■ **Exercise instructions**: Read through the records below and copy each line that uses the word "Wind".

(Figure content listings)
---

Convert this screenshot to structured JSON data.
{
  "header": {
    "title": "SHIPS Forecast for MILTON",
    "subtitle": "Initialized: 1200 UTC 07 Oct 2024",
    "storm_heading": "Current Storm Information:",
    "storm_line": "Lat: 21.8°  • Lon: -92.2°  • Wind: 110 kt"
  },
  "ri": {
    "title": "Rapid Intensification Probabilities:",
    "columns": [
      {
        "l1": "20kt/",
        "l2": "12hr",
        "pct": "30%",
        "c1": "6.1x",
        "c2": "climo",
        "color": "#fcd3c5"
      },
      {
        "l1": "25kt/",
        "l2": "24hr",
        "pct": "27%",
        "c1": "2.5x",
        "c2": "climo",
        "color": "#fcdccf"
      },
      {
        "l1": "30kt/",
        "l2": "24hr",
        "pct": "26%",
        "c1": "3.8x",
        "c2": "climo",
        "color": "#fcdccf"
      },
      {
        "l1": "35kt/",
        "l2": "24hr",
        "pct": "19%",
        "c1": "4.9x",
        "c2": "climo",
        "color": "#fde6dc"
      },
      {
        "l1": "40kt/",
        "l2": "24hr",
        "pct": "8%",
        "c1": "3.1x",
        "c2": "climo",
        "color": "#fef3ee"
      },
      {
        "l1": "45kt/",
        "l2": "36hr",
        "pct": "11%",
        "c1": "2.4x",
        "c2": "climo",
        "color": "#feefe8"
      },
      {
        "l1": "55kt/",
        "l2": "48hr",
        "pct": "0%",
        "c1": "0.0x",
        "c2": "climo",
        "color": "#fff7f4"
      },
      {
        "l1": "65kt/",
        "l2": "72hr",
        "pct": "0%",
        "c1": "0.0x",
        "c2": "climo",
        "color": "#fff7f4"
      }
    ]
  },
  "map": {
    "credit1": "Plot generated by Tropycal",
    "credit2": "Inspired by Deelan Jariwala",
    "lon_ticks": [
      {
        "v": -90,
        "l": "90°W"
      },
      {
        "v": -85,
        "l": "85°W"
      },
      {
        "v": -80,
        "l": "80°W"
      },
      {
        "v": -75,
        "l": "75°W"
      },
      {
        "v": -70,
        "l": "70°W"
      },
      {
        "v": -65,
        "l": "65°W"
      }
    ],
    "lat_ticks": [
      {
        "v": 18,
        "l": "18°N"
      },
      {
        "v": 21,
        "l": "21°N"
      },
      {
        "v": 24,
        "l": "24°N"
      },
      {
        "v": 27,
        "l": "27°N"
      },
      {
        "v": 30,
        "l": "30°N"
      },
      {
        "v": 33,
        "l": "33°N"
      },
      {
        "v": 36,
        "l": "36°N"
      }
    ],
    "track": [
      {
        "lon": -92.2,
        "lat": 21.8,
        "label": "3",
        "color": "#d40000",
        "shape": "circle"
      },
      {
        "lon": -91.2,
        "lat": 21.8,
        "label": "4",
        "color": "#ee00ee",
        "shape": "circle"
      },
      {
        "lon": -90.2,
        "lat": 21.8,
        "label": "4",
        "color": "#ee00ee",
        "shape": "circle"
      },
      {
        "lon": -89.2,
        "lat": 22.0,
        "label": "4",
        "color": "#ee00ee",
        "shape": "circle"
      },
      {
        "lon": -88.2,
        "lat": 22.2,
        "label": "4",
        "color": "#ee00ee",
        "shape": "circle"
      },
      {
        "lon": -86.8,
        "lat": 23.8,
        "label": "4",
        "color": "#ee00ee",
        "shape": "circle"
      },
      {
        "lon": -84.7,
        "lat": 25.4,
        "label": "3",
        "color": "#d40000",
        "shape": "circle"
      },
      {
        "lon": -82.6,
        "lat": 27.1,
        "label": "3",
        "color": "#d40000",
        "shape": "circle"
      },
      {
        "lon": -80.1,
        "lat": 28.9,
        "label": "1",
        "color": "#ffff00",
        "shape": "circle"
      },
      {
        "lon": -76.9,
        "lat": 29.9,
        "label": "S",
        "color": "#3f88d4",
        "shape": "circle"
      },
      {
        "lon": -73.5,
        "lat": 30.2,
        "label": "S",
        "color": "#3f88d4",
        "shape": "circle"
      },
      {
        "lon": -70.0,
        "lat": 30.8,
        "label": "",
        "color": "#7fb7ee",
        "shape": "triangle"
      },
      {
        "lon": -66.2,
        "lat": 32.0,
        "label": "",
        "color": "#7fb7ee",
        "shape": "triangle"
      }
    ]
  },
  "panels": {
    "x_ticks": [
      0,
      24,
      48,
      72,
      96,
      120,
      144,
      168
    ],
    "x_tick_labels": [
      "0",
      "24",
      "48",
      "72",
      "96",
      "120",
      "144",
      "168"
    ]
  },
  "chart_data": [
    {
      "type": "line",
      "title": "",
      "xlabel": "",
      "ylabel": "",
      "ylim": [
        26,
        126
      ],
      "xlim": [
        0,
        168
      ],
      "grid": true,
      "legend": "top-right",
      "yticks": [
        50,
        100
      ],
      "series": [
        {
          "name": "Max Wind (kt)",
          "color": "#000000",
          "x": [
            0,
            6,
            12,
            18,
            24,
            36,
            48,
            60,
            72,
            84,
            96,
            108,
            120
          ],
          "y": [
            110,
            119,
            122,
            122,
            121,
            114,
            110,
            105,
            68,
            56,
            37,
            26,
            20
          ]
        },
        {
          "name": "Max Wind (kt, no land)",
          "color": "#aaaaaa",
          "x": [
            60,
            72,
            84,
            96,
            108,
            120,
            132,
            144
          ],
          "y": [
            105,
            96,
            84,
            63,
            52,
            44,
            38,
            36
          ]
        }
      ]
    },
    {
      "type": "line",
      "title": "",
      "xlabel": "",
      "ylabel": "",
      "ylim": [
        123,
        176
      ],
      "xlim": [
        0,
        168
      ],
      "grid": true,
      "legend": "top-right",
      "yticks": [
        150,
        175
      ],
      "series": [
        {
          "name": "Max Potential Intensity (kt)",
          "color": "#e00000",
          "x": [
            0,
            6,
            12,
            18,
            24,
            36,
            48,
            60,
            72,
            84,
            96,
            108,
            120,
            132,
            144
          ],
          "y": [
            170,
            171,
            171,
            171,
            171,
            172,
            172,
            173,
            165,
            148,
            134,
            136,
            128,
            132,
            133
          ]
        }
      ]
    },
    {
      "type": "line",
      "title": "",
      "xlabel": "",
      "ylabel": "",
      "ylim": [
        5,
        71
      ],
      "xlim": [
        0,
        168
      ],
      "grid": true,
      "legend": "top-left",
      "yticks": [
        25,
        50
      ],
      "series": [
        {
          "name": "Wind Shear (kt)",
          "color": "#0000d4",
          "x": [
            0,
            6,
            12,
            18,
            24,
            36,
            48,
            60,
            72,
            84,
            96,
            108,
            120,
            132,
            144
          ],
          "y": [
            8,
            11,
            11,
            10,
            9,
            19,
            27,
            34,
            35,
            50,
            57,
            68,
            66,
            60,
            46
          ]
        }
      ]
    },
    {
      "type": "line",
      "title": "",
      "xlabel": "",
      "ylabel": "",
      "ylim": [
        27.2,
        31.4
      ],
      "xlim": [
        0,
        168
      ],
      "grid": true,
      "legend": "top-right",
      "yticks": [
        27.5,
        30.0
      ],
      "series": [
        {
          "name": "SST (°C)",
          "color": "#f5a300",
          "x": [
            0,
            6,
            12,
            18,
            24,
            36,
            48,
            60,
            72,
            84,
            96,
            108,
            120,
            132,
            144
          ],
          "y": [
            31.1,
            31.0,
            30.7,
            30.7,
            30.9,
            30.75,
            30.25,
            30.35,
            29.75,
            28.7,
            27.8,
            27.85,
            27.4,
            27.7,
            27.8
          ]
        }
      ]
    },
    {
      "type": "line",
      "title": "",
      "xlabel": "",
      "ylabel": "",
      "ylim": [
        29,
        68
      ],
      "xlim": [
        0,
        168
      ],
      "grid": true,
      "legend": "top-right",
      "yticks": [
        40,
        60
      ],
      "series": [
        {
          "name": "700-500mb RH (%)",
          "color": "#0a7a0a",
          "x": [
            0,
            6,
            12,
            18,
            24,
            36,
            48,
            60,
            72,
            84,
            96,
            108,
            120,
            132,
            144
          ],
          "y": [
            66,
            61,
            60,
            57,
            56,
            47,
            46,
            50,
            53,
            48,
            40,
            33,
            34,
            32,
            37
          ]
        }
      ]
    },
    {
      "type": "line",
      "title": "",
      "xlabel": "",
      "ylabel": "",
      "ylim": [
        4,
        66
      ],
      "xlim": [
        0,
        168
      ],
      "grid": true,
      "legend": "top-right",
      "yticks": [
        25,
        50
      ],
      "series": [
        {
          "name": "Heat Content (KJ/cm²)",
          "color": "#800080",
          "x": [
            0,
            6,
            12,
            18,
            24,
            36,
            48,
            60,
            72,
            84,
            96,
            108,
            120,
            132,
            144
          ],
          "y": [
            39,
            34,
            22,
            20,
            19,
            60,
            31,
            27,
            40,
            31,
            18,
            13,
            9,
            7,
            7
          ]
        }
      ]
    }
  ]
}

---

■ **The result**:
    "storm_line": "Lat: 21.8°  • Lon: -92.2°  • Wind: 110 kt"
          "name": "Max Wind (kt)",
          "name": "Max Wind (kt, no land)",
          "name": "Wind Shear (kt)",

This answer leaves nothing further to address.